Exercise details: What is the count of lines in the listing below that hold the string "name"? Reply with that number alone.

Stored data
#####
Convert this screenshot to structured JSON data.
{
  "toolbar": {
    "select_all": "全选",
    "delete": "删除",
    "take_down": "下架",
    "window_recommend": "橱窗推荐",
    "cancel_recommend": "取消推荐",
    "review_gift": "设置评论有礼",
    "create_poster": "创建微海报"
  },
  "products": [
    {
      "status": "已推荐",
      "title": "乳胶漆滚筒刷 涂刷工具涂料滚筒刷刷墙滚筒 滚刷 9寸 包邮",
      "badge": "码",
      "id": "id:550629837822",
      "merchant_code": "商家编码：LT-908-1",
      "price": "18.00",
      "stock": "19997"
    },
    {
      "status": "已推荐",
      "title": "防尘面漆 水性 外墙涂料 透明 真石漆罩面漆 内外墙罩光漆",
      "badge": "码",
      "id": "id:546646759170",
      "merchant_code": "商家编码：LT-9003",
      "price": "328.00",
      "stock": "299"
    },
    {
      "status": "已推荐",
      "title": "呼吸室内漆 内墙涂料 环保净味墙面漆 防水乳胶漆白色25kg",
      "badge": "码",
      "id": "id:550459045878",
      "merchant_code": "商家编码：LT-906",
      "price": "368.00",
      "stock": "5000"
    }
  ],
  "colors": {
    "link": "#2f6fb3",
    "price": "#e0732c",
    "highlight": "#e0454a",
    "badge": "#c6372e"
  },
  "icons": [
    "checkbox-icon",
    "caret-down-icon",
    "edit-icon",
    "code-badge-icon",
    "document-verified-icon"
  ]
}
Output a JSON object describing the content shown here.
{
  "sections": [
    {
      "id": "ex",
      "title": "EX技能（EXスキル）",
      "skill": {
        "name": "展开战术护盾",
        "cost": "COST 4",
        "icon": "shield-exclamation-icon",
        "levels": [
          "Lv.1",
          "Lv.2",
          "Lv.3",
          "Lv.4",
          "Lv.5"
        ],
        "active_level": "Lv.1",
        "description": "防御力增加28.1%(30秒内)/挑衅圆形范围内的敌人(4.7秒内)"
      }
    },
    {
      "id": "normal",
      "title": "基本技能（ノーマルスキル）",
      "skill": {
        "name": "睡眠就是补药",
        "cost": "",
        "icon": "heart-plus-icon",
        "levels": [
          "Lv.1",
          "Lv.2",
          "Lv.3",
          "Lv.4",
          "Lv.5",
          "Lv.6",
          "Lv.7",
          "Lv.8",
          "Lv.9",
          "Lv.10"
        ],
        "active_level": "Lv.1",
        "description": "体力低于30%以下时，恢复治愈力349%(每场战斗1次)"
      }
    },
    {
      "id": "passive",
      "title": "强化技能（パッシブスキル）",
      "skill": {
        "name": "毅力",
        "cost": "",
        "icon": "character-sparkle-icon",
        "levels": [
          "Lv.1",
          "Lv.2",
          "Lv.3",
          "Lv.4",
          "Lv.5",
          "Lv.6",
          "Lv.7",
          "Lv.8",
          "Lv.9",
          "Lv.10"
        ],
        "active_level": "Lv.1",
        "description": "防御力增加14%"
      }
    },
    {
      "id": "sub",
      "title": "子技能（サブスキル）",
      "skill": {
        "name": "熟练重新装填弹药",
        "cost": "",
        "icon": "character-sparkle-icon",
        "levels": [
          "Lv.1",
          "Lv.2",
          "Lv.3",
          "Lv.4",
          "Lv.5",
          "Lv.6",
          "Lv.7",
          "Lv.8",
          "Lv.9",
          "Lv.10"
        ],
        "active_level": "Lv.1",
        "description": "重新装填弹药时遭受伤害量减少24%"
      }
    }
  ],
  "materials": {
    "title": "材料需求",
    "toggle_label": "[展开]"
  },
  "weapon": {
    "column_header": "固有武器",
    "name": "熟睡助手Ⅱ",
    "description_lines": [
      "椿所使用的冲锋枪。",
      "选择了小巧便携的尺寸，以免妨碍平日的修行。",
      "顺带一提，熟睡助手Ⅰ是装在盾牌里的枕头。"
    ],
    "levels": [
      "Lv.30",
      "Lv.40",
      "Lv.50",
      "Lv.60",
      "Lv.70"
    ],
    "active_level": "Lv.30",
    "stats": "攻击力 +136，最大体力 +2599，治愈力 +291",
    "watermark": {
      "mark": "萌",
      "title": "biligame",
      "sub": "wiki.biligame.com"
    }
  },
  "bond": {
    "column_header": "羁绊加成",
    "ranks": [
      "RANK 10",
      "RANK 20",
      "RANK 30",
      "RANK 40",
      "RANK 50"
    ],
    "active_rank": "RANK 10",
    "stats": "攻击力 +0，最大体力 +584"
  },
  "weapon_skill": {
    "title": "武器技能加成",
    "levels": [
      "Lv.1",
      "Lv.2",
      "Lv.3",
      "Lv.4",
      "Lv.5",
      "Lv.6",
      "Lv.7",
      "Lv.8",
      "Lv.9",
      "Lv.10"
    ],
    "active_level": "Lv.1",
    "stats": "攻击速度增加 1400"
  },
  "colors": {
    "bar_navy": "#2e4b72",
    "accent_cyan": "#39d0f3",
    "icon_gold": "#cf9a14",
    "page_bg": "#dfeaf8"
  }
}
#####
Finished exercise: 5